**Your task**. Every line of the data that contains the string "gear" must be copied.

**Extracted material**.
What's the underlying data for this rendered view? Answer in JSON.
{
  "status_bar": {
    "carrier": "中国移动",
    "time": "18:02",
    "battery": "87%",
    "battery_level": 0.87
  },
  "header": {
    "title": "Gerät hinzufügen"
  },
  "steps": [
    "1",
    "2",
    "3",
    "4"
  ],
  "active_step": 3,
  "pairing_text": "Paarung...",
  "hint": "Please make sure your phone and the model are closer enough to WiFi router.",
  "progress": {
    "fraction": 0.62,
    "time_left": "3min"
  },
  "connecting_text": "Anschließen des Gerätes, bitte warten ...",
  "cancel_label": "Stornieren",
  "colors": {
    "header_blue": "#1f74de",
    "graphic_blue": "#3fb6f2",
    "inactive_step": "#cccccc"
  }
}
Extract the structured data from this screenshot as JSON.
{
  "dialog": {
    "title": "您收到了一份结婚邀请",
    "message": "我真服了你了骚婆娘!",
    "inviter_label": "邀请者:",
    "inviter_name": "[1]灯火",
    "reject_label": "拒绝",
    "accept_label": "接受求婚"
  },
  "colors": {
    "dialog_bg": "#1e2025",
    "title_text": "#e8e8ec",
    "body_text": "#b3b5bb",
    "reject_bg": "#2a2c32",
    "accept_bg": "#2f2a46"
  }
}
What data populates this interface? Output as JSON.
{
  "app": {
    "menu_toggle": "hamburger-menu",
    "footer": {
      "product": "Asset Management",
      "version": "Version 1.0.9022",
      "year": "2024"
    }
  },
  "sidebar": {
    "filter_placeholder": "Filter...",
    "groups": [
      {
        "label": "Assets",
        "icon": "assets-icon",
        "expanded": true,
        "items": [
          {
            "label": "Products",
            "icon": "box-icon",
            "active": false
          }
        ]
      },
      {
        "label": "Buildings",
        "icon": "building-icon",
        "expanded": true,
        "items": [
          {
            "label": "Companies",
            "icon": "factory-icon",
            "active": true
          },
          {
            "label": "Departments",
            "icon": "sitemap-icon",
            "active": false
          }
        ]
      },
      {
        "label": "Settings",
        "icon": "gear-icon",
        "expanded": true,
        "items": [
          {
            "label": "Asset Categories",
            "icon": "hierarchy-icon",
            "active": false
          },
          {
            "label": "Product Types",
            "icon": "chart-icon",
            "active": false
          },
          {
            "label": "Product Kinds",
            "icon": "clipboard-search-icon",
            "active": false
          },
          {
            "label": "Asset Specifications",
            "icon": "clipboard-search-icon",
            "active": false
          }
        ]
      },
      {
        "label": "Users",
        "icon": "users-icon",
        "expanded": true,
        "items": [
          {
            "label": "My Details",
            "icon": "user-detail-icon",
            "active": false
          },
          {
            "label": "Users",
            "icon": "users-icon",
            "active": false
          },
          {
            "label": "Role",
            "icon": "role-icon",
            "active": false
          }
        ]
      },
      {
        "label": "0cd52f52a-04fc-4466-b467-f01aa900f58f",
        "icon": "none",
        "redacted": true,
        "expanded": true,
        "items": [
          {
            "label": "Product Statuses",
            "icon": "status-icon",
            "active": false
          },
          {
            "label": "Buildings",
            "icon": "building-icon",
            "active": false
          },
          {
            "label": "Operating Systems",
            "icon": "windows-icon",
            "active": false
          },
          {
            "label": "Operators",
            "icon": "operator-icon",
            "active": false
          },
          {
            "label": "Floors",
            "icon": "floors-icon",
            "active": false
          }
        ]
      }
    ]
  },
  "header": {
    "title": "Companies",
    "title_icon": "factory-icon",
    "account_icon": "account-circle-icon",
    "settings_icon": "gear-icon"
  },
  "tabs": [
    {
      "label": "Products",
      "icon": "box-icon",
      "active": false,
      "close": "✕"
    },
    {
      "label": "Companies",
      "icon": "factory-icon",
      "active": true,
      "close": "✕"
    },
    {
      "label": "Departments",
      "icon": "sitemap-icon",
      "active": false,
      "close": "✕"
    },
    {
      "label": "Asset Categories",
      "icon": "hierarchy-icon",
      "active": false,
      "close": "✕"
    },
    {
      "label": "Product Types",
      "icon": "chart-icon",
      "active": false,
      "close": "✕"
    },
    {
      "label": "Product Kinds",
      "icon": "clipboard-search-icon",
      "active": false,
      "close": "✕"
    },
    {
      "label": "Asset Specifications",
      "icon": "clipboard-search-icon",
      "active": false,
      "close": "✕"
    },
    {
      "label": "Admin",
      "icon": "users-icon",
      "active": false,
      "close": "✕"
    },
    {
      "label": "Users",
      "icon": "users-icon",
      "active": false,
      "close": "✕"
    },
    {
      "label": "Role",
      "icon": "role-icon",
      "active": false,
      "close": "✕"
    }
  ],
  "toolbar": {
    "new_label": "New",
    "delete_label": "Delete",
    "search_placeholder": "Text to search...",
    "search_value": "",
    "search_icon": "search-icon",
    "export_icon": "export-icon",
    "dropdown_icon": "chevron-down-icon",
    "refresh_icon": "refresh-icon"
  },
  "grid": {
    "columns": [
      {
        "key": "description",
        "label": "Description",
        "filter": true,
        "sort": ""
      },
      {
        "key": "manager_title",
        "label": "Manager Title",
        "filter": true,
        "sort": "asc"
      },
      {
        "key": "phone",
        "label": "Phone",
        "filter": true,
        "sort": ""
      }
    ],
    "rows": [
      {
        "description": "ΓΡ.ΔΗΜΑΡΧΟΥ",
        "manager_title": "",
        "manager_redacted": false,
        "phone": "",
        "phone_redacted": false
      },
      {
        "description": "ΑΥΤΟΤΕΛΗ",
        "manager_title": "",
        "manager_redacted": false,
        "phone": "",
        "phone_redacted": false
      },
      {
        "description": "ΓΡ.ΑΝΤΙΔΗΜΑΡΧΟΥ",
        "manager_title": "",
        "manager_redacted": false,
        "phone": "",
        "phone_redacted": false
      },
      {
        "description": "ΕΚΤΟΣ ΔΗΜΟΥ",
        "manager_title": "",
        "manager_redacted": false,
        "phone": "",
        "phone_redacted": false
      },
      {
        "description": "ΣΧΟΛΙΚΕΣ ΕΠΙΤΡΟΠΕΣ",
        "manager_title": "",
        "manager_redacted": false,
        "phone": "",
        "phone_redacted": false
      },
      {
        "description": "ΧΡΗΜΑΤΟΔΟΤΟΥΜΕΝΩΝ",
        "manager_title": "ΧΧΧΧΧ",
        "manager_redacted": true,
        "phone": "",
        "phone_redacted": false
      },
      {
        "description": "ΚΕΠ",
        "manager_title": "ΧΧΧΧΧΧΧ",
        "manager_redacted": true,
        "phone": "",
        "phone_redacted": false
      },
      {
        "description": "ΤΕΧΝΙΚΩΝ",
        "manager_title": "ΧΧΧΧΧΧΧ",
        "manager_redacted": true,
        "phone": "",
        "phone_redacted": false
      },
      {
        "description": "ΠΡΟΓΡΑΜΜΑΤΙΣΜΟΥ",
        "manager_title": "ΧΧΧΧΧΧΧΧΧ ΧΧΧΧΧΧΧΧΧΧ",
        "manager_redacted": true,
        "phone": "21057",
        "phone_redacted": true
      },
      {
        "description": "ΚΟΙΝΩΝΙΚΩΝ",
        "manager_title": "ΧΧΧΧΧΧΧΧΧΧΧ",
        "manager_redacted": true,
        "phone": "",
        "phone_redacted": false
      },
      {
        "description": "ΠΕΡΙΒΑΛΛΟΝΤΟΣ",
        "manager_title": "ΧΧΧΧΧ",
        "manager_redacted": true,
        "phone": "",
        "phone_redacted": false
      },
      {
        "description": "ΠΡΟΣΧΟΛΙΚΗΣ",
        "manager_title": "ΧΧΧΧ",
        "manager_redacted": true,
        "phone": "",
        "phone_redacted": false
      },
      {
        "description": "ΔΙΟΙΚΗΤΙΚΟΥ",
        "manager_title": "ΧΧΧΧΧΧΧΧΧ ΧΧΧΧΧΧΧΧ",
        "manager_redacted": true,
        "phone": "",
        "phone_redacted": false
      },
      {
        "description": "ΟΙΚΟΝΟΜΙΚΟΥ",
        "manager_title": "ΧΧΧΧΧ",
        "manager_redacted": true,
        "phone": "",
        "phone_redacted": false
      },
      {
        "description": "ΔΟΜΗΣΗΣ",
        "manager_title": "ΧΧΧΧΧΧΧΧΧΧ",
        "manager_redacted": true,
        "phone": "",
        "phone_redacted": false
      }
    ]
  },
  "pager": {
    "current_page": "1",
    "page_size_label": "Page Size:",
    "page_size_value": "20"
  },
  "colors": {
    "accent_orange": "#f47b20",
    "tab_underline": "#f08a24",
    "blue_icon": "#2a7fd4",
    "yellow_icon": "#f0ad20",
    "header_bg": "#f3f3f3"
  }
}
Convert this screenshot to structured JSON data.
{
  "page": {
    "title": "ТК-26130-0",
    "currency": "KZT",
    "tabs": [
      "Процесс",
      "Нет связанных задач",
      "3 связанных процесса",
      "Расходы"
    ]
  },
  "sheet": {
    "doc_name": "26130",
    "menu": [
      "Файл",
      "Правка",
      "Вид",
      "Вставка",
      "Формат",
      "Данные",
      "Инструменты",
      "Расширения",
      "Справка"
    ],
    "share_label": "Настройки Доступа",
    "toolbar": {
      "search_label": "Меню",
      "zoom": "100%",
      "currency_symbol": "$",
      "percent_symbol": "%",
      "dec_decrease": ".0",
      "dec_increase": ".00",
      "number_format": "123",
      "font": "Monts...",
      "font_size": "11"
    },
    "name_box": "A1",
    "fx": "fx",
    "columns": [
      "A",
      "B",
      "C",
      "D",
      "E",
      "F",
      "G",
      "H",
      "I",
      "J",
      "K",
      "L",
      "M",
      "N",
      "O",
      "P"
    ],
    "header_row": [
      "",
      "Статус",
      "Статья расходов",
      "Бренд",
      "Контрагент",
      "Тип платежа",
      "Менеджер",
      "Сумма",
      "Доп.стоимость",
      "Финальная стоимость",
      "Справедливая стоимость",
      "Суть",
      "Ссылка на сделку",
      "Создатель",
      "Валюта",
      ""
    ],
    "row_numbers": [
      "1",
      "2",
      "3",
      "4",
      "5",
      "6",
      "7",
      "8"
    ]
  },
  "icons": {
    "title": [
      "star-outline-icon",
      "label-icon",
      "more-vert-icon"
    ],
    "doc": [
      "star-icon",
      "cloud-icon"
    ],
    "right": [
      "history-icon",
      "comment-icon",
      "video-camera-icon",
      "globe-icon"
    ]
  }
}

**Expected output**.
        "icon": "gear-icon",
    "settings_icon": "gear-icon"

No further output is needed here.